## [Exercise prompt]
Pictures aside, quote the whole listing exactly.

Collected data:
______
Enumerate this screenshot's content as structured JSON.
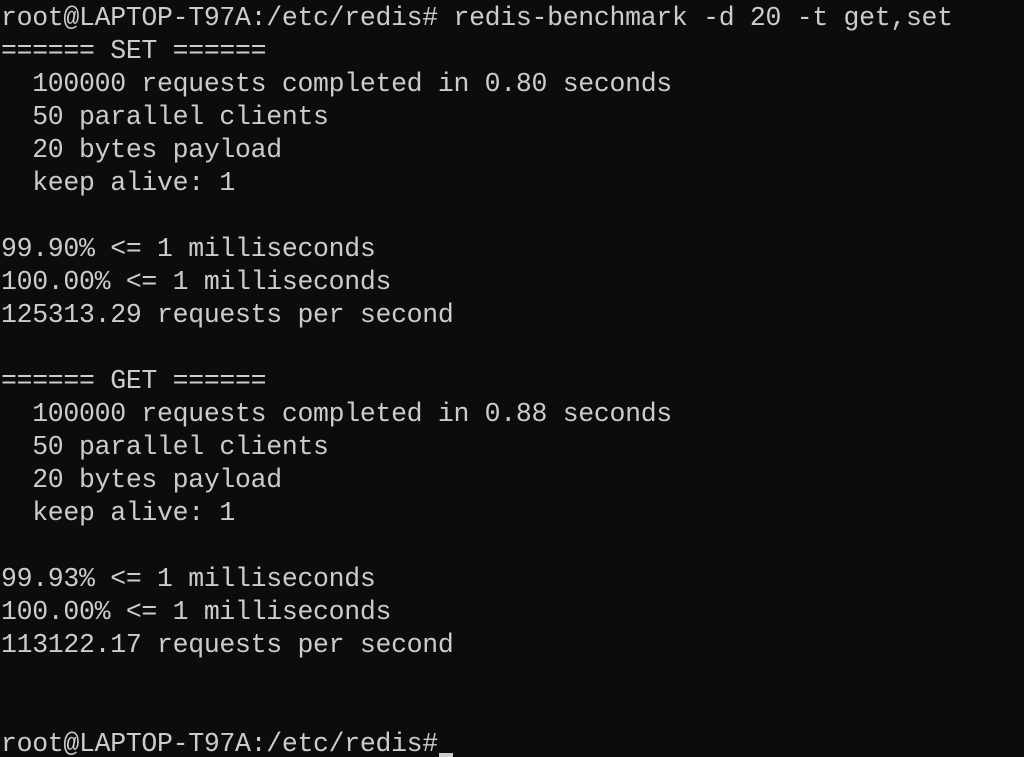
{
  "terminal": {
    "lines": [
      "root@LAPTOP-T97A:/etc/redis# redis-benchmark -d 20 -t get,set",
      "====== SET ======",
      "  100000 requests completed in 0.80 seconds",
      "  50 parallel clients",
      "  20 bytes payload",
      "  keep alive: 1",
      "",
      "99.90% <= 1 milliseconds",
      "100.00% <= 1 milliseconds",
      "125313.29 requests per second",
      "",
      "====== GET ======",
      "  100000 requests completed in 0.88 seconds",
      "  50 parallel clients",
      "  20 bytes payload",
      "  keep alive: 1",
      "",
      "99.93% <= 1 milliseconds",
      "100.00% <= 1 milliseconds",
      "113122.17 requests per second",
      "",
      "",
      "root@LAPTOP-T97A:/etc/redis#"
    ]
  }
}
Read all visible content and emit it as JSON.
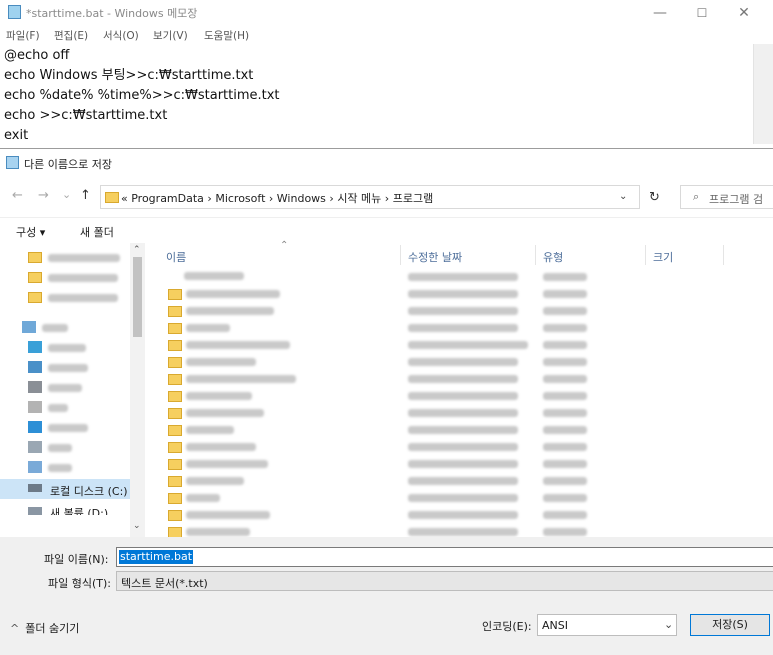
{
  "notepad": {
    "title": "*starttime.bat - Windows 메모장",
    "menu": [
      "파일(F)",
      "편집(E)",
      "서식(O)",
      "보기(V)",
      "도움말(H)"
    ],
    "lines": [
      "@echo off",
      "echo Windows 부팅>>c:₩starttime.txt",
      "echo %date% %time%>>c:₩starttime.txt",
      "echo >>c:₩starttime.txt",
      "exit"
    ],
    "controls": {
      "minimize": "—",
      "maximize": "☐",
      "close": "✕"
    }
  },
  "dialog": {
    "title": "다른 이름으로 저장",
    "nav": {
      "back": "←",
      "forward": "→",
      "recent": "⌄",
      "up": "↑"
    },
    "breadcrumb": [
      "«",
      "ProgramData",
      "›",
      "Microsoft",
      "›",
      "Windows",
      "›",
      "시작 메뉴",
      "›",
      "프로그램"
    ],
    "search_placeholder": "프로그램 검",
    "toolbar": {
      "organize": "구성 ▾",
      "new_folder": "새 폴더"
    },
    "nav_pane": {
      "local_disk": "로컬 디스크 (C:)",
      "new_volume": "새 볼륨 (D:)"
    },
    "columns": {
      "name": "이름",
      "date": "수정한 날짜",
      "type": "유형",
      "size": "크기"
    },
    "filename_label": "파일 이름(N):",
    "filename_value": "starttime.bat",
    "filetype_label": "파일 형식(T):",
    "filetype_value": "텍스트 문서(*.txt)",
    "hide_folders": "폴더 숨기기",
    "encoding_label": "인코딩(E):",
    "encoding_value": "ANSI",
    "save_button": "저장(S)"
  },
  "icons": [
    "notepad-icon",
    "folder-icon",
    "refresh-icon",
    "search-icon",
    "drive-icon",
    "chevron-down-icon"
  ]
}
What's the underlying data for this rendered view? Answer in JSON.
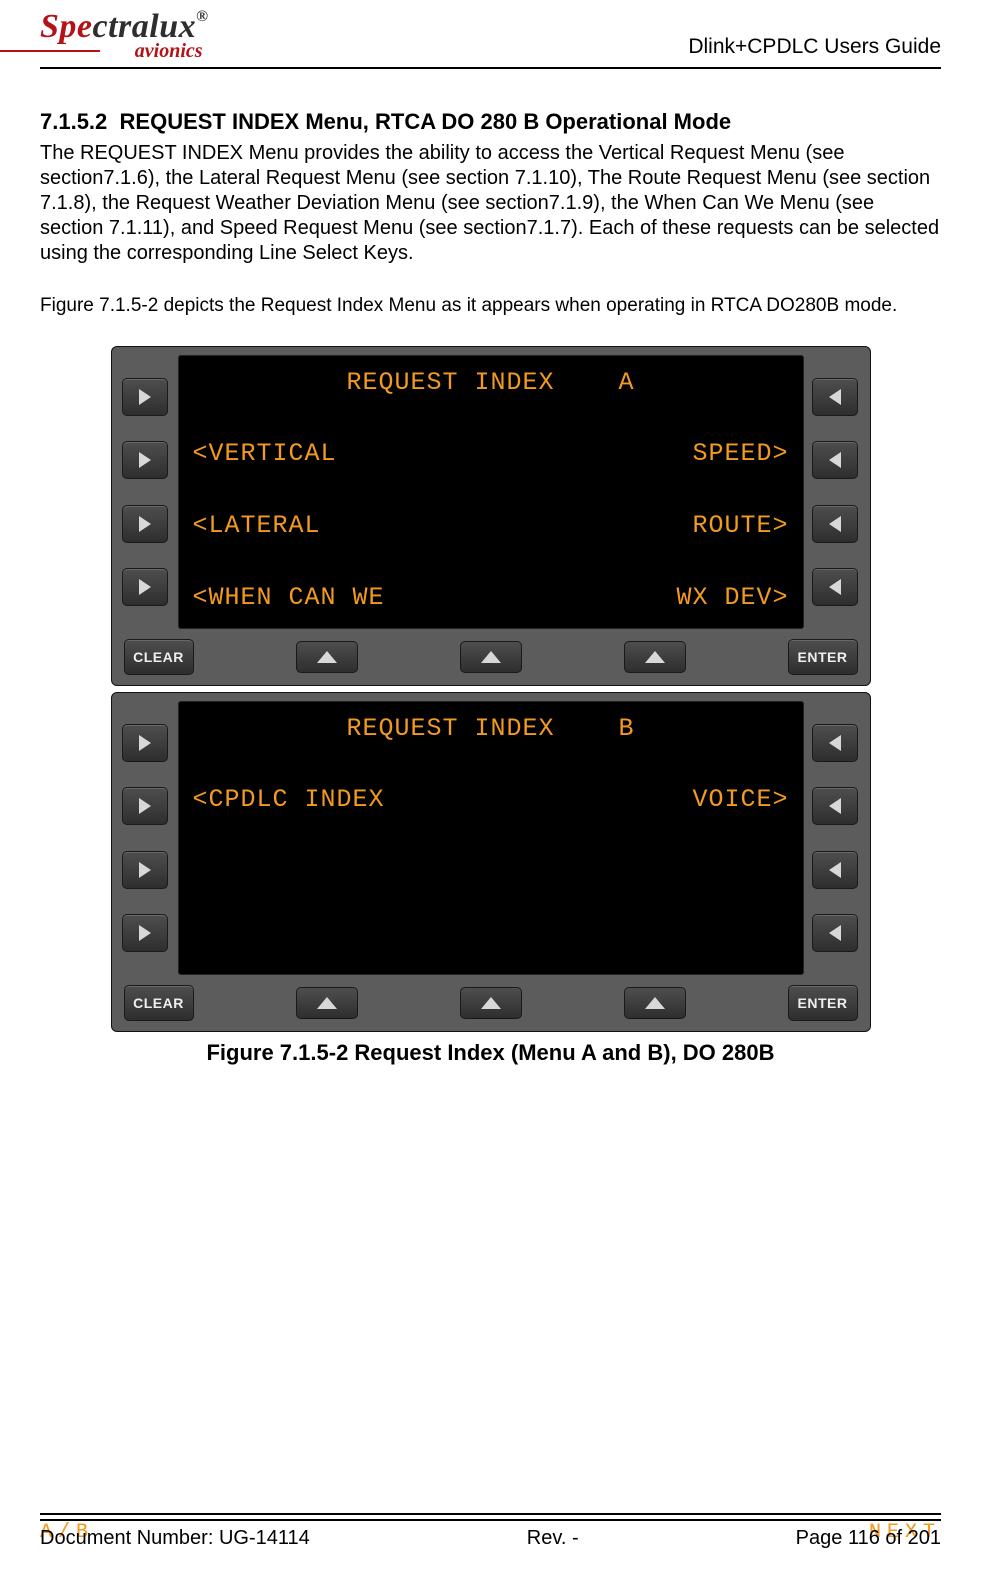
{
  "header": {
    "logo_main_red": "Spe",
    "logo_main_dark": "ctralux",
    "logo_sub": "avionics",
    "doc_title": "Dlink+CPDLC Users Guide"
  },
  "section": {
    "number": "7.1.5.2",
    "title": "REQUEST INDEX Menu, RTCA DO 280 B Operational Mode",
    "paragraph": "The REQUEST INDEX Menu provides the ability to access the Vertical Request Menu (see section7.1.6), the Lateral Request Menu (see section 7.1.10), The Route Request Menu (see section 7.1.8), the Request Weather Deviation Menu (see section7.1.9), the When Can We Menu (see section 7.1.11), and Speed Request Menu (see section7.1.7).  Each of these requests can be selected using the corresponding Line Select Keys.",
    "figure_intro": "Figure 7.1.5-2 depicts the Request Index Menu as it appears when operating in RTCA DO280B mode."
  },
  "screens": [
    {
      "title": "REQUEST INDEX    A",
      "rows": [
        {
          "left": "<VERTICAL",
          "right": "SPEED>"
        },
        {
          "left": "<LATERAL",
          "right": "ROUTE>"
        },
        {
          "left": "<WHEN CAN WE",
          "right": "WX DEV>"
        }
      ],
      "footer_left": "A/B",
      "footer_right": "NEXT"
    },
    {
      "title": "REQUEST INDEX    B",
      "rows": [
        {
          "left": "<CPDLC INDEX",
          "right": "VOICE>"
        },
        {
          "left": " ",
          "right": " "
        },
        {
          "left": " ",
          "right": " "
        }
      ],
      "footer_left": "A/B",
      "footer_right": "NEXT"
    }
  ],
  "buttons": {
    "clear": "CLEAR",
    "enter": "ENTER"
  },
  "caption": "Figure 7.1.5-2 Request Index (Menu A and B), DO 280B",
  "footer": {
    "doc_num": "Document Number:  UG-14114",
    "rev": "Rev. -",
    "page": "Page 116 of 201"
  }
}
______
## [Task solution]
Enumerate this screenshot's content as structured JSON.
{
  "terminal": {
    "lines": [
      "root@LAPTOP-T97A:/etc/redis# redis-benchmark -d 20 -t get,set",
      "====== SET ======",
      "  100000 requests completed in 0.80 seconds",
      "  50 parallel clients",
      "  20 bytes payload",
      "  keep alive: 1",
      "",
      "99.90% <= 1 milliseconds",
      "100.00% <= 1 milliseconds",
      "125313.29 requests per second",
      "",
      "====== GET ======",
      "  100000 requests completed in 0.88 seconds",
      "  50 parallel clients",
      "  20 bytes payload",
      "  keep alive: 1",
      "",
      "99.93% <= 1 milliseconds",
      "100.00% <= 1 milliseconds",
      "113122.17 requests per second",
      "",
      "",
      "root@LAPTOP-T97A:/etc/redis#"
    ]
  }
}
Read all visible content and emit it as JSON.
{
  "notepad": {
    "title": "*starttime.bat - Windows 메모장",
    "menu": [
      "파일(F)",
      "편집(E)",
      "서식(O)",
      "보기(V)",
      "도움말(H)"
    ],
    "lines": [
      "@echo off",
      "echo Windows 부팅>>c:₩starttime.txt",
      "echo %date% %time%>>c:₩starttime.txt",
      "echo >>c:₩starttime.txt",
      "exit"
    ],
    "controls": {
      "minimize": "—",
      "maximize": "☐",
      "close": "✕"
    }
  },
  "dialog": {
    "title": "다른 이름으로 저장",
    "nav": {
      "back": "←",
      "forward": "→",
      "recent": "⌄",
      "up": "↑"
    },
    "breadcrumb": [
      "«",
      "ProgramData",
      "›",
      "Microsoft",
      "›",
      "Windows",
      "›",
      "시작 메뉴",
      "›",
      "프로그램"
    ],
    "search_placeholder": "프로그램 검",
    "toolbar": {
      "organize": "구성 ▾",
      "new_folder": "새 폴더"
    },
    "nav_pane": {
      "local_disk": "로컬 디스크 (C:)",
      "new_volume": "새 볼륨 (D:)"
    },
    "columns": {
      "name": "이름",
      "date": "수정한 날짜",
      "type": "유형",
      "size": "크기"
    },
    "filename_label": "파일 이름(N):",
    "filename_value": "starttime.bat",
    "filetype_label": "파일 형식(T):",
    "filetype_value": "텍스트 문서(*.txt)",
    "hide_folders": "폴더 숨기기",
    "encoding_label": "인코딩(E):",
    "encoding_value": "ANSI",
    "save_button": "저장(S)"
  },
  "icons": [
    "notepad-icon",
    "folder-icon",
    "refresh-icon",
    "search-icon",
    "drive-icon",
    "chevron-down-icon"
  ]
}
What's the underlying data for this rendered view? Answer in JSON.
{
  "header": {
    "logo_main_red": "Spe",
    "logo_main_dark": "ctralux",
    "logo_sub": "avionics",
    "doc_title": "Dlink+CPDLC Users Guide"
  },
  "section": {
    "number": "7.1.5.2",
    "title": "REQUEST INDEX Menu, RTCA DO 280 B Operational Mode",
    "paragraph": "The REQUEST INDEX Menu provides the ability to access the Vertical Request Menu (see section7.1.6), the Lateral Request Menu (see section 7.1.10), The Route Request Menu (see section 7.1.8), the Request Weather Deviation Menu (see section7.1.9), the When Can We Menu (see section 7.1.11), and Speed Request Menu (see section7.1.7).  Each of these requests can be selected using the corresponding Line Select Keys.",
    "figure_intro": "Figure 7.1.5-2 depicts the Request Index Menu as it appears when operating in RTCA DO280B mode."
  },
  "screens": [
    {
      "title": "REQUEST INDEX    A",
      "rows": [
        {
          "left": "<VERTICAL",
          "right": "SPEED>"
        },
        {
          "left": "<LATERAL",
          "right": "ROUTE>"
        },
        {
          "left": "<WHEN CAN WE",
          "right": "WX DEV>"
        }
      ],
      "footer_left": "A/B",
      "footer_right": "NEXT"
    },
    {
      "title": "REQUEST INDEX    B",
      "rows": [
        {
          "left": "<CPDLC INDEX",
          "right": "VOICE>"
        },
        {
          "left": " ",
          "right": " "
        },
        {
          "left": " ",
          "right": " "
        }
      ],
      "footer_left": "A/B",
      "footer_right": "NEXT"
    }
  ],
  "buttons": {
    "clear": "CLEAR",
    "enter": "ENTER"
  },
  "caption": "Figure 7.1.5-2 Request Index (Menu A and B), DO 280B",
  "footer": {
    "doc_num": "Document Number:  UG-14114",
    "rev": "Rev. -",
    "page": "Page 116 of 201"
  }
}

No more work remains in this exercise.